Exercise:
Below are entries. Pull out all lines containing "yuan".

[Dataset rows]
____________

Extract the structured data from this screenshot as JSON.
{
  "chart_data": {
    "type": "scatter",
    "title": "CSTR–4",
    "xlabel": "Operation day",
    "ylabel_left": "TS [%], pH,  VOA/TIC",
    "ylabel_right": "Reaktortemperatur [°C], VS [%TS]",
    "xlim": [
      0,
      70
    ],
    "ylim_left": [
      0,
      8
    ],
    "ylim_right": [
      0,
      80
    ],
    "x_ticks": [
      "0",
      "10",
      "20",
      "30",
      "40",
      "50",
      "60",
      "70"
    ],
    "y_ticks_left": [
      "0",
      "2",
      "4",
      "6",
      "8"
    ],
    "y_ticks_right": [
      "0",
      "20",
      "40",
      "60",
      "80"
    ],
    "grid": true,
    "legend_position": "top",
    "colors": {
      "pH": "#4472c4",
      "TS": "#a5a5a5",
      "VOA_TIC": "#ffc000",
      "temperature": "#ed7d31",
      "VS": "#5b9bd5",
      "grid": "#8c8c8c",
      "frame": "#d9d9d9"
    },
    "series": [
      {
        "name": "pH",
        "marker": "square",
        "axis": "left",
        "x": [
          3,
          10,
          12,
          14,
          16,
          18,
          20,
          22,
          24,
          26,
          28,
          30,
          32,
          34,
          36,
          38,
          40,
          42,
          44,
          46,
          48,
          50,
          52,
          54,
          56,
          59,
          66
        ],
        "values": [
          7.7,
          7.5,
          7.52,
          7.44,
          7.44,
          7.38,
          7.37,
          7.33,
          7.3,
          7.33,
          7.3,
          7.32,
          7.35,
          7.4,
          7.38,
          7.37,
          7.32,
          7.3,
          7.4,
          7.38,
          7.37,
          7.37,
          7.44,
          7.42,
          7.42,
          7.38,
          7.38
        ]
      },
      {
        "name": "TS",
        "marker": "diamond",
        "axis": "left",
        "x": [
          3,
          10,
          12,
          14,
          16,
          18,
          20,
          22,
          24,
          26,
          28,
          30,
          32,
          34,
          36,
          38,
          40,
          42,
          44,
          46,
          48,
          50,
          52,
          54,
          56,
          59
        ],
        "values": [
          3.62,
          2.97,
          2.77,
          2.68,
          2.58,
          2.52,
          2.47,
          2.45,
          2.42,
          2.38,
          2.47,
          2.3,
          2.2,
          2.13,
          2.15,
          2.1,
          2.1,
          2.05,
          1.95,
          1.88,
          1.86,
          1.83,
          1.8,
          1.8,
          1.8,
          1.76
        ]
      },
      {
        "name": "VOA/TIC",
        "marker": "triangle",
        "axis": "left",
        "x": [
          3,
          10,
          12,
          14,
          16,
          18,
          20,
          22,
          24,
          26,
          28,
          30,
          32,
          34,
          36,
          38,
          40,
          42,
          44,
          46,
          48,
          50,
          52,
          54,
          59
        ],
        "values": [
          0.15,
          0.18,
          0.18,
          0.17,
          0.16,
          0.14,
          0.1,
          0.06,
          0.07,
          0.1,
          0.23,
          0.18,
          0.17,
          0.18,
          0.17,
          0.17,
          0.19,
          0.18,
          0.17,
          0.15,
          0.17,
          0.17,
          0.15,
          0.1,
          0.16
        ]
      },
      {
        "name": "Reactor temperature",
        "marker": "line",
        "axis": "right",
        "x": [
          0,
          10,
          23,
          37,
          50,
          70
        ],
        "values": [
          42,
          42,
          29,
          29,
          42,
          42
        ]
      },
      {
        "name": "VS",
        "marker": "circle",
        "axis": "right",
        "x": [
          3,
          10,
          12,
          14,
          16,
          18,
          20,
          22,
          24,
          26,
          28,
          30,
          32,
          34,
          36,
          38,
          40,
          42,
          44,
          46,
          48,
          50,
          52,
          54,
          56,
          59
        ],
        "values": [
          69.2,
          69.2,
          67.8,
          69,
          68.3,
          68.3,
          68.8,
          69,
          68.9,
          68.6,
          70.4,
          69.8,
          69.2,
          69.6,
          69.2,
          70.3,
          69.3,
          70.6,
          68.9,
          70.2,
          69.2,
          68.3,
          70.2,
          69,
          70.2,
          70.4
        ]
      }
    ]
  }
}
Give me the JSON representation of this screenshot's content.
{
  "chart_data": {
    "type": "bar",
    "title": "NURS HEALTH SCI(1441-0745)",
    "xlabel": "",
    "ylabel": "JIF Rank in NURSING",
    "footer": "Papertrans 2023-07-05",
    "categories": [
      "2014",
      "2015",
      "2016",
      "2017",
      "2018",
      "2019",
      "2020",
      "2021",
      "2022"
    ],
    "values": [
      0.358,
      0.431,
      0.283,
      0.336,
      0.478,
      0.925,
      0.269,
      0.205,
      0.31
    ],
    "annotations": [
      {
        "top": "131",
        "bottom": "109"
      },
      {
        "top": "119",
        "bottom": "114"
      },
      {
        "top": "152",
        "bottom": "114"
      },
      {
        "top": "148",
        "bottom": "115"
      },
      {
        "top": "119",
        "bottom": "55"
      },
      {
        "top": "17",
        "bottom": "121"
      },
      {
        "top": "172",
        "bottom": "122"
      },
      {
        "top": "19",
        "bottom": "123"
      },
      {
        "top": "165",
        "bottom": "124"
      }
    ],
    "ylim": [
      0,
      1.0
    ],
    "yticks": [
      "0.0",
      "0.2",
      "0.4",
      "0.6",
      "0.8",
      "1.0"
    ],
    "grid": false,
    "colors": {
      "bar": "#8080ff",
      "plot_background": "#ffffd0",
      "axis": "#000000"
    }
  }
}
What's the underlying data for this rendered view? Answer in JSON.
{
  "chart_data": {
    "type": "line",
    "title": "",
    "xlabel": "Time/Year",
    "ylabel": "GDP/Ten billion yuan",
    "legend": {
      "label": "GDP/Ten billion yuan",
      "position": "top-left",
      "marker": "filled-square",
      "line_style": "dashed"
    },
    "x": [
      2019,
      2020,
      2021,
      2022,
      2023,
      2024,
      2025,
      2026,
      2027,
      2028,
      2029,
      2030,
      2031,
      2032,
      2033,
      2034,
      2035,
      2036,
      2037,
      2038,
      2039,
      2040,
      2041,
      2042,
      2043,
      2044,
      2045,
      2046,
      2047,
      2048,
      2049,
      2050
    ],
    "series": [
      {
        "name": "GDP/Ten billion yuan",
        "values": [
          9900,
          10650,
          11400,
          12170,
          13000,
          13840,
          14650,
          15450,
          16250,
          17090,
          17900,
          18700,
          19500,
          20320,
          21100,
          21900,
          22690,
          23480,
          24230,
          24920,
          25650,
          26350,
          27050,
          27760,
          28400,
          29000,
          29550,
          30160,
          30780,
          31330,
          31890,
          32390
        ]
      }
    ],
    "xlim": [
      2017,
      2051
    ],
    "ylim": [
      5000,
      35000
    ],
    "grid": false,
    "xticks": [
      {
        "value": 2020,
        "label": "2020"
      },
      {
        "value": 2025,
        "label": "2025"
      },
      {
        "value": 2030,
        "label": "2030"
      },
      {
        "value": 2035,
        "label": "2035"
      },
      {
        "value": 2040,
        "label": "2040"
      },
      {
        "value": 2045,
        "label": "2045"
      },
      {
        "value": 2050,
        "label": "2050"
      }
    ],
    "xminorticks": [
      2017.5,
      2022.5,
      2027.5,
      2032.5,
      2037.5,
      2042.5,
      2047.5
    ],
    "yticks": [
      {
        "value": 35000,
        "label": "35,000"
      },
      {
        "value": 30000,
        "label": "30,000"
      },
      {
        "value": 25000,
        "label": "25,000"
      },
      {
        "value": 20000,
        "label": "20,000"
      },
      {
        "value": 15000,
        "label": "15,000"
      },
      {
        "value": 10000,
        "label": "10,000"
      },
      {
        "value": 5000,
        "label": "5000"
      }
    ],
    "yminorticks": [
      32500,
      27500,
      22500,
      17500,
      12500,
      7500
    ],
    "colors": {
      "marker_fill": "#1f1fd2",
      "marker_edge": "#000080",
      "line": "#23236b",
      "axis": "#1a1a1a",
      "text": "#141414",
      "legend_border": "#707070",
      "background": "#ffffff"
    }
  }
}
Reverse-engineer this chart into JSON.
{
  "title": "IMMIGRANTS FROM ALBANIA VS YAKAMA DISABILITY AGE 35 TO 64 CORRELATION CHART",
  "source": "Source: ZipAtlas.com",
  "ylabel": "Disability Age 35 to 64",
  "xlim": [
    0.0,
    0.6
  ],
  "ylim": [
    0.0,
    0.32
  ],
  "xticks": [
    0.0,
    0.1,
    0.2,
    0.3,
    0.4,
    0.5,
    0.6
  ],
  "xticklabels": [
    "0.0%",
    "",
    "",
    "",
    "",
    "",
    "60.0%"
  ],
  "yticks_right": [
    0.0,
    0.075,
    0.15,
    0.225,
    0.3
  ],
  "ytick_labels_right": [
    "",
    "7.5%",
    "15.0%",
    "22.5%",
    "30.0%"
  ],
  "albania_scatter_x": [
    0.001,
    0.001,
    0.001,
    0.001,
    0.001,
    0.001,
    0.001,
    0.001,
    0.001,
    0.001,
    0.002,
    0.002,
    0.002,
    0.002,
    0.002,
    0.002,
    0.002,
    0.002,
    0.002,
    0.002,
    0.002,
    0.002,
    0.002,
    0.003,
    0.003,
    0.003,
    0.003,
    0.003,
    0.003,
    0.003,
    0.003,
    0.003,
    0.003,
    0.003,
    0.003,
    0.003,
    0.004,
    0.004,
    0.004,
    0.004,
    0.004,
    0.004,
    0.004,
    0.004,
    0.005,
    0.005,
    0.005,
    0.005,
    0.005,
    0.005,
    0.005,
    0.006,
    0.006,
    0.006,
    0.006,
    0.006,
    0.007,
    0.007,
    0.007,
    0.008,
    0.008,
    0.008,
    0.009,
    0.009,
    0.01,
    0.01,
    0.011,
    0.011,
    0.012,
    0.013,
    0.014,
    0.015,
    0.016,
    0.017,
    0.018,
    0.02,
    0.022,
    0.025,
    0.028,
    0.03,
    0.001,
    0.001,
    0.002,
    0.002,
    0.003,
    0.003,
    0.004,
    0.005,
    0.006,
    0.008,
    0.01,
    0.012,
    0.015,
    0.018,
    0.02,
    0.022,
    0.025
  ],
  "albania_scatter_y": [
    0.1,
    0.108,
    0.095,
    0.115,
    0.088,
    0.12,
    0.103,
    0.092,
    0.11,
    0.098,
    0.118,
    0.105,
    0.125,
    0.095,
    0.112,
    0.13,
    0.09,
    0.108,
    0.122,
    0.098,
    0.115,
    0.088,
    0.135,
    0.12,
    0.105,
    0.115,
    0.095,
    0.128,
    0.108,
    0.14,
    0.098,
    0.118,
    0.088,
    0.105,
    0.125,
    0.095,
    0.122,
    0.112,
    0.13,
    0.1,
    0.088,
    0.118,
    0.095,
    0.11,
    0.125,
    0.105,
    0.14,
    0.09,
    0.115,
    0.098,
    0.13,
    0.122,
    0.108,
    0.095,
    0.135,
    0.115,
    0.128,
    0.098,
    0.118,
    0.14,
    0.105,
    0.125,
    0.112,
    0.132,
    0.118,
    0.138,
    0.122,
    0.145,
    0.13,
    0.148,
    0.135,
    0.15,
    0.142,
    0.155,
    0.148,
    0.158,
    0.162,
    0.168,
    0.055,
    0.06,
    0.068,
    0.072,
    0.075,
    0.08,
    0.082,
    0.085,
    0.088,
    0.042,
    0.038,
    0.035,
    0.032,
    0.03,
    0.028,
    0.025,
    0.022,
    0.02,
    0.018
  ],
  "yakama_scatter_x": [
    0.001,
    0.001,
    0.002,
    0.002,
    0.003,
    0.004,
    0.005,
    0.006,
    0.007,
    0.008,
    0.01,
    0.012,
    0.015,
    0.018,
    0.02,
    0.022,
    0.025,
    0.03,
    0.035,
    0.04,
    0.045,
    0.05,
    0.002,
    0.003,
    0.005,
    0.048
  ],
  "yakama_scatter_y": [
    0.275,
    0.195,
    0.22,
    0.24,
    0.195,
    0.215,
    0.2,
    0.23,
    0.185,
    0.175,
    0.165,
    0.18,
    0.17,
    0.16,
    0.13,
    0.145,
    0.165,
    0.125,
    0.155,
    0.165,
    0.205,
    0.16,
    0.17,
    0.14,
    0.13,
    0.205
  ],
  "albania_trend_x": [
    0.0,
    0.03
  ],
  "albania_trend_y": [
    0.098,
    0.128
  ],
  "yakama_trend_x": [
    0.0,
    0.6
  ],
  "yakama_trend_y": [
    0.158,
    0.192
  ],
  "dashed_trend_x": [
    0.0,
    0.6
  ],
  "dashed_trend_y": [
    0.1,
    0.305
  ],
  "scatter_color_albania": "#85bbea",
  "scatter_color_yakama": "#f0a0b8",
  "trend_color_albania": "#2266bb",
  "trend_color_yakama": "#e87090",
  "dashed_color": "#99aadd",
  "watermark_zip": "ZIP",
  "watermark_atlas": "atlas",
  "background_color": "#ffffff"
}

____________

Completed task:
    "ylabel": "GDP/Ten billion yuan",
      "label": "GDP/Ten billion yuan",
        "name": "GDP/Ten billion yuan",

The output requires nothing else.